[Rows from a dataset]
_ _ _ _ _ _ _

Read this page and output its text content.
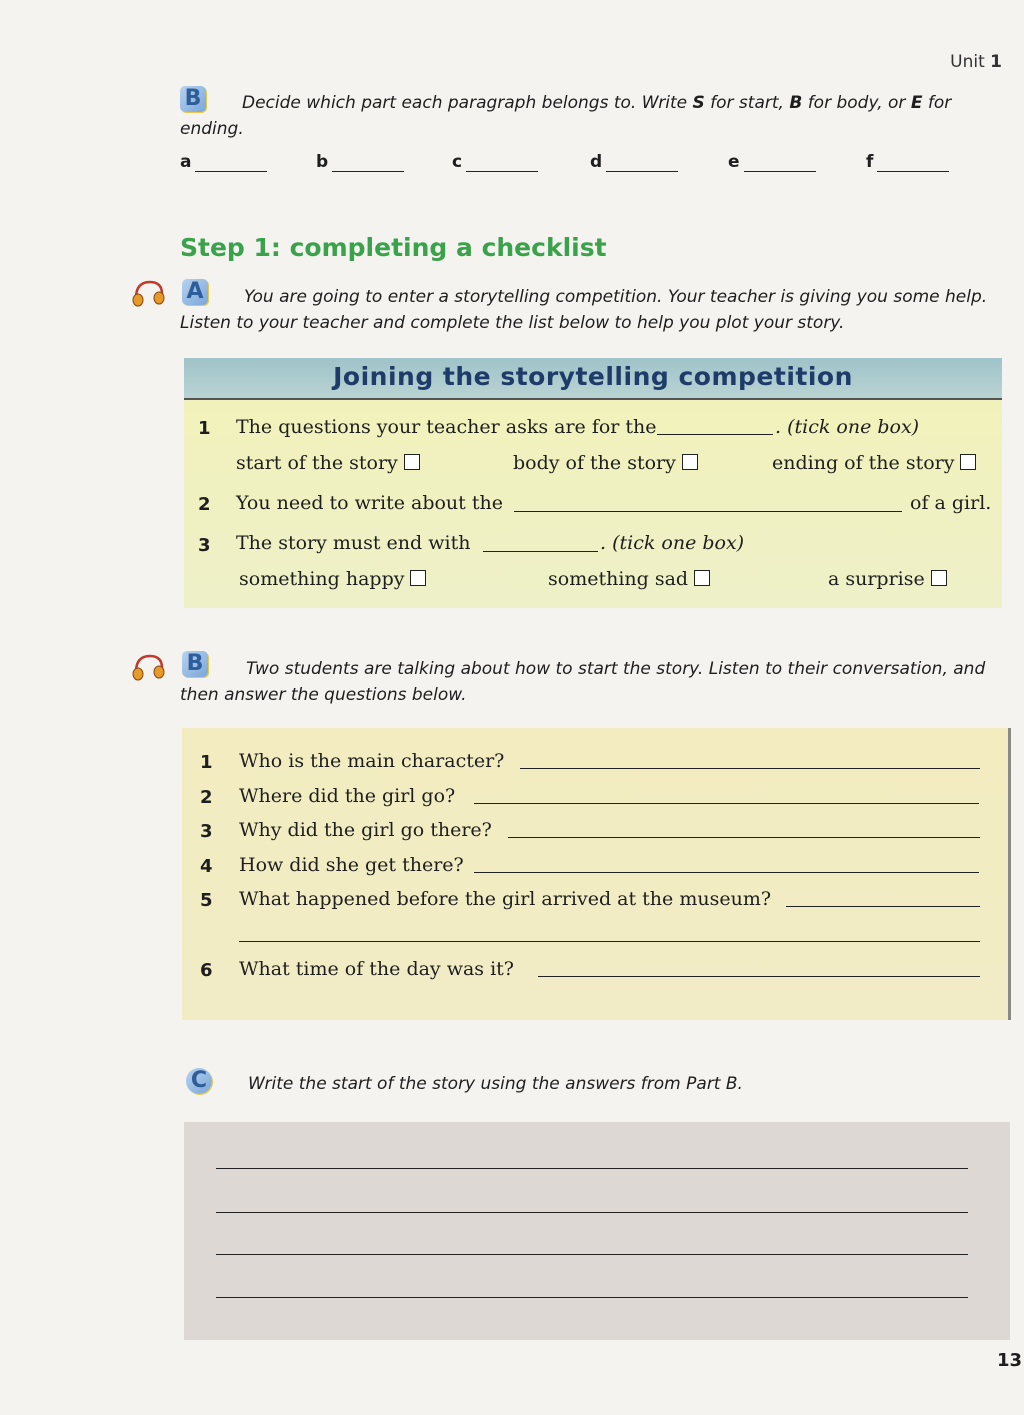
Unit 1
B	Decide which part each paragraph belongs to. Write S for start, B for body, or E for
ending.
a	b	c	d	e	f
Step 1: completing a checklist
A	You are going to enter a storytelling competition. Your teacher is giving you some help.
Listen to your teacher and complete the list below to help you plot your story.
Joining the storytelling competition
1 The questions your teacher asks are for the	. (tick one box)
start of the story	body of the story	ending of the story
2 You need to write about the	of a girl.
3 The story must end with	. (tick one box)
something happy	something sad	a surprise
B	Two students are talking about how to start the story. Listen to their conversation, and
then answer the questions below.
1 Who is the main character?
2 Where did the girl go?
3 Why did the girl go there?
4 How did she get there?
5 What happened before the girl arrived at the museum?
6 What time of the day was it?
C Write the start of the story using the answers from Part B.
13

_ _ _ _ _ _ _

Your task - Scan the data above and copy every line with "teacher" in it.

Written solution -
A	You are going to enter a storytelling competition. Your teacher is giving you some help.
Listen to your teacher and complete the list below to help you plot your story.
1 The questions your teacher asks are for the	. (tick one box)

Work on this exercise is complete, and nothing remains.